(Lines of data)
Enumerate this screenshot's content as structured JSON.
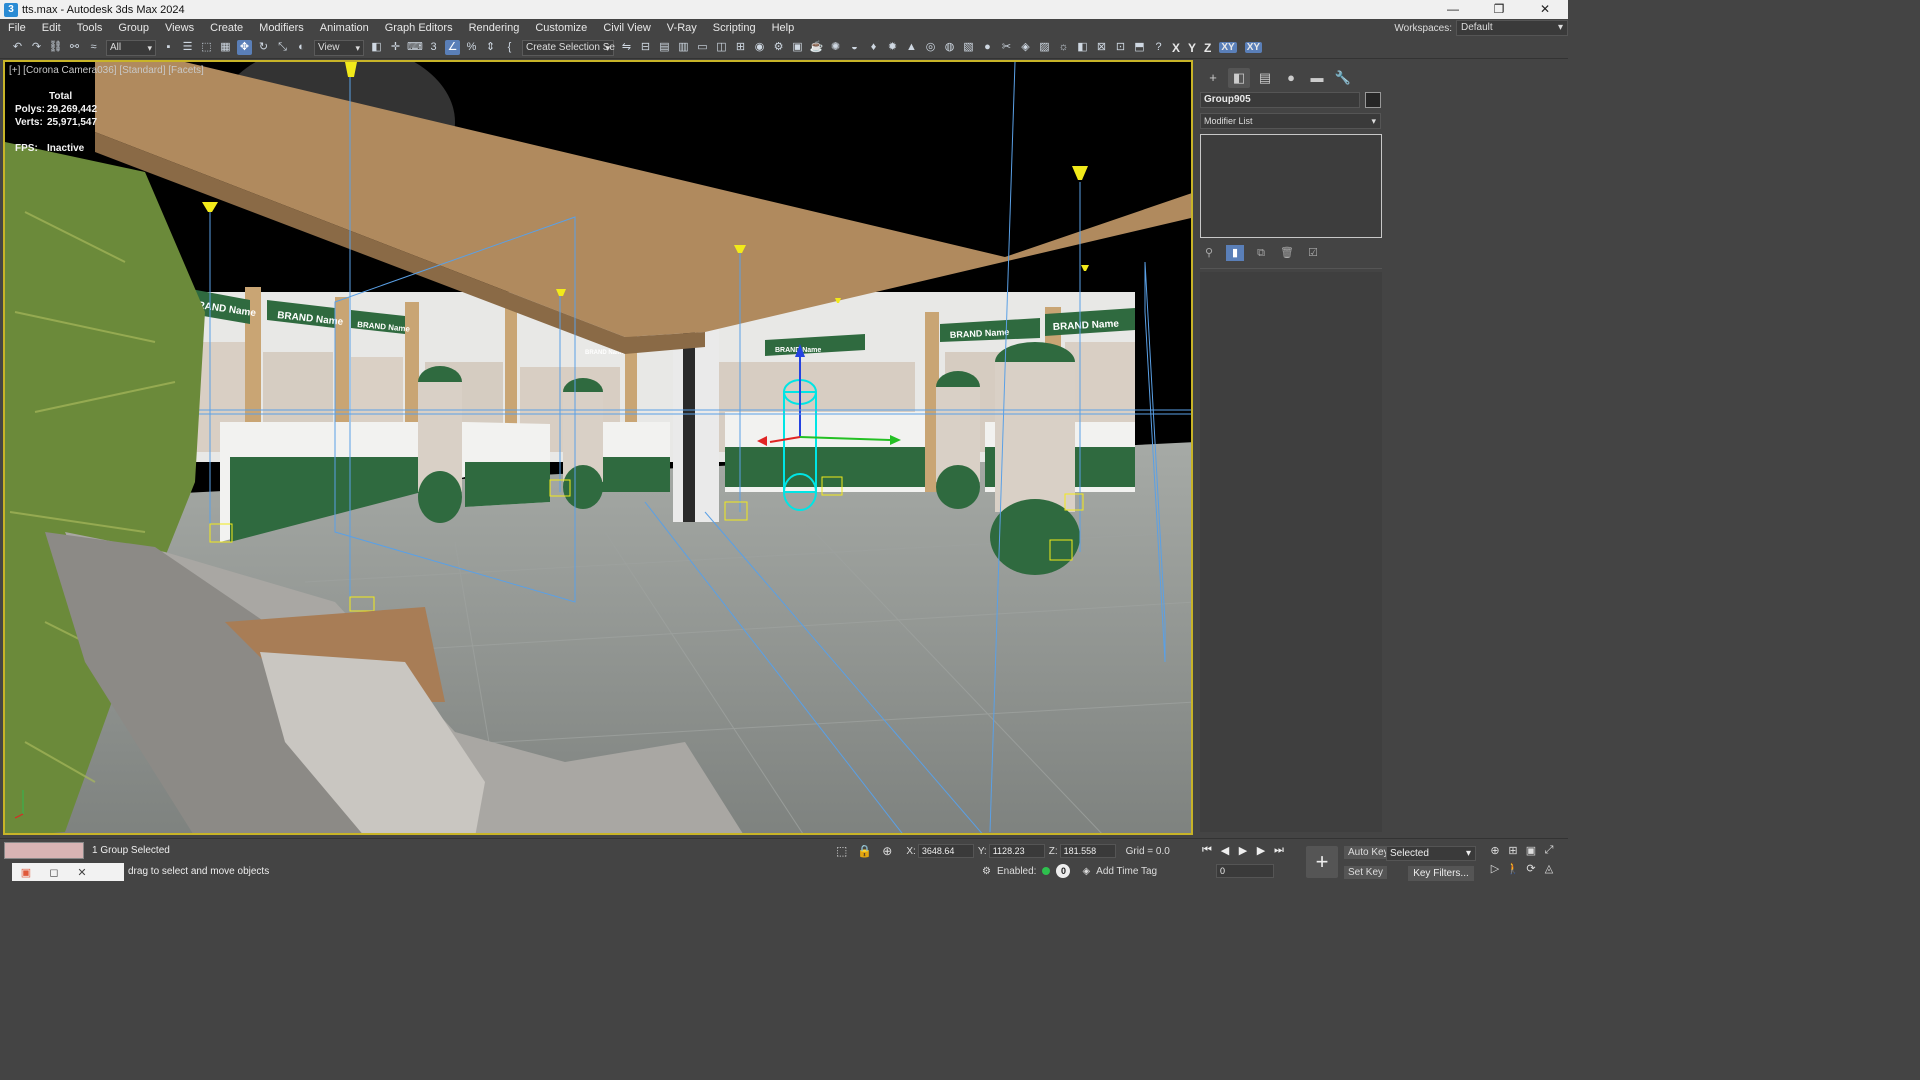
{
  "window": {
    "title": "tts.max - Autodesk 3ds Max 2024",
    "app_icon": "3",
    "buttons": [
      "—",
      "❐",
      "✕"
    ]
  },
  "menu": {
    "items": [
      "File",
      "Edit",
      "Tools",
      "Group",
      "Views",
      "Create",
      "Modifiers",
      "Animation",
      "Graph Editors",
      "Rendering",
      "Customize",
      "Civil View",
      "V-Ray",
      "Scripting",
      "Help"
    ],
    "workspaces_label": "Workspaces:",
    "workspace_value": "Default"
  },
  "toolbar": {
    "filter_value": "All",
    "refcoord_value": "View",
    "selection_set": "Create Selection Se",
    "axis_x": "X",
    "axis_y": "Y",
    "axis_z": "Z",
    "axis_xy": "XY",
    "axis_xy2": "XY"
  },
  "viewport": {
    "label": "[+] [Corona Camera036] [Standard] [Facets]",
    "stats": {
      "total_label": "Total",
      "polys_label": "Polys:",
      "polys_value": "29,269,442",
      "verts_label": "Verts:",
      "verts_value": "25,971,547",
      "fps_label": "FPS:",
      "fps_value": "Inactive"
    },
    "signs": [
      "BRAND Name",
      "BRAND Name",
      "BRAND Name",
      "BRAND Name",
      "BRAND Name",
      "BRAND Name",
      "BRAND Name"
    ],
    "colors": {
      "beam": "#b08a5e",
      "floor": "#8f9390",
      "green": "#2f6a3f",
      "wire": "#5aa0e6",
      "light": "#f2ea1a"
    }
  },
  "command_panel": {
    "object_name": "Group905",
    "modifier_list": "Modifier List",
    "tabs": [
      "create-icon",
      "modify-icon",
      "hierarchy-icon",
      "motion-icon",
      "display-icon",
      "utilities-icon"
    ]
  },
  "status": {
    "selection": "1 Group Selected",
    "prompt": "drag to select and move objects",
    "x_label": "X:",
    "x_value": "3648.64",
    "y_label": "Y:",
    "y_value": "1128.23",
    "z_label": "Z:",
    "z_value": "181.558",
    "grid": "Grid = 0.0",
    "enabled": "Enabled:",
    "enabled_value": "0",
    "add_time_tag": "Add Time Tag"
  },
  "animation": {
    "frame": "0",
    "auto_key": "Auto Key",
    "set_key": "Set Key",
    "key_mode": "Selected",
    "key_filters": "Key Filters..."
  }
}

*Task details*:
Using the material above, return every line exactly as it appears, minus the pictures.

*Final answer*:
Enumerate this screenshot's content as structured JSON.
{
  "window": {
    "title": "tts.max - Autodesk 3ds Max 2024",
    "app_icon": "3",
    "buttons": [
      "—",
      "❐",
      "✕"
    ]
  },
  "menu": {
    "items": [
      "File",
      "Edit",
      "Tools",
      "Group",
      "Views",
      "Create",
      "Modifiers",
      "Animation",
      "Graph Editors",
      "Rendering",
      "Customize",
      "Civil View",
      "V-Ray",
      "Scripting",
      "Help"
    ],
    "workspaces_label": "Workspaces:",
    "workspace_value": "Default"
  },
  "toolbar": {
    "filter_value": "All",
    "refcoord_value": "View",
    "selection_set": "Create Selection Se",
    "axis_x": "X",
    "axis_y": "Y",
    "axis_z": "Z",
    "axis_xy": "XY",
    "axis_xy2": "XY"
  },
  "viewport": {
    "label": "[+] [Corona Camera036] [Standard] [Facets]",
    "stats": {
      "total_label": "Total",
      "polys_label": "Polys:",
      "polys_value": "29,269,442",
      "verts_label": "Verts:",
      "verts_value": "25,971,547",
      "fps_label": "FPS:",
      "fps_value": "Inactive"
    },
    "signs": [
      "BRAND Name",
      "BRAND Name",
      "BRAND Name",
      "BRAND Name",
      "BRAND Name",
      "BRAND Name",
      "BRAND Name"
    ],
    "colors": {
      "beam": "#b08a5e",
      "floor": "#8f9390",
      "green": "#2f6a3f",
      "wire": "#5aa0e6",
      "light": "#f2ea1a"
    }
  },
  "command_panel": {
    "object_name": "Group905",
    "modifier_list": "Modifier List",
    "tabs": [
      "create-icon",
      "modify-icon",
      "hierarchy-icon",
      "motion-icon",
      "display-icon",
      "utilities-icon"
    ]
  },
  "status": {
    "selection": "1 Group Selected",
    "prompt": "drag to select and move objects",
    "x_label": "X:",
    "x_value": "3648.64",
    "y_label": "Y:",
    "y_value": "1128.23",
    "z_label": "Z:",
    "z_value": "181.558",
    "grid": "Grid = 0.0",
    "enabled": "Enabled:",
    "enabled_value": "0",
    "add_time_tag": "Add Time Tag"
  },
  "animation": {
    "frame": "0",
    "auto_key": "Auto Key",
    "set_key": "Set Key",
    "key_mode": "Selected",
    "key_filters": "Key Filters..."
  }
}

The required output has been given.